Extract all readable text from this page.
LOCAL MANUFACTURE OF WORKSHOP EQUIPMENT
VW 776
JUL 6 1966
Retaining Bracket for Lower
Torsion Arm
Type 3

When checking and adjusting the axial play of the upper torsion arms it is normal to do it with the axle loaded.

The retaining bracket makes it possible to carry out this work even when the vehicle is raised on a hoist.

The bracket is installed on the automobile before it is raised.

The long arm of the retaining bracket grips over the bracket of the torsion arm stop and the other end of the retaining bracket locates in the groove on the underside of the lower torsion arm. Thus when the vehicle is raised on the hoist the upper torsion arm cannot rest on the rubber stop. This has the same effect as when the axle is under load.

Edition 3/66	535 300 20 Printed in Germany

### Task statement:
Repeat every record, keeping each word and mark exactly as it is.

### Solution to the exercise:
Extract all readable text from this page.
LOCAL MANUFACTURE OF WORKSHOP EQUIPMENT
VW 776
JUL 6 1966
Retaining Bracket for Lower
Torsion Arm
Type 3

When checking and adjusting the axial play of the upper torsion arms it is normal to do it with the axle loaded.

The retaining bracket makes it possible to carry out this work even when the vehicle is raised on a hoist.

The bracket is installed on the automobile before it is raised.

The long arm of the retaining bracket grips over the bracket of the torsion arm stop and the other end of the retaining bracket locates in the groove on the underside of the lower torsion arm. Thus when the vehicle is raised on the hoist the upper torsion arm cannot rest on the rubber stop. This has the same effect as when the axle is under load.

Edition 3/66	535 300 20 Printed in Germany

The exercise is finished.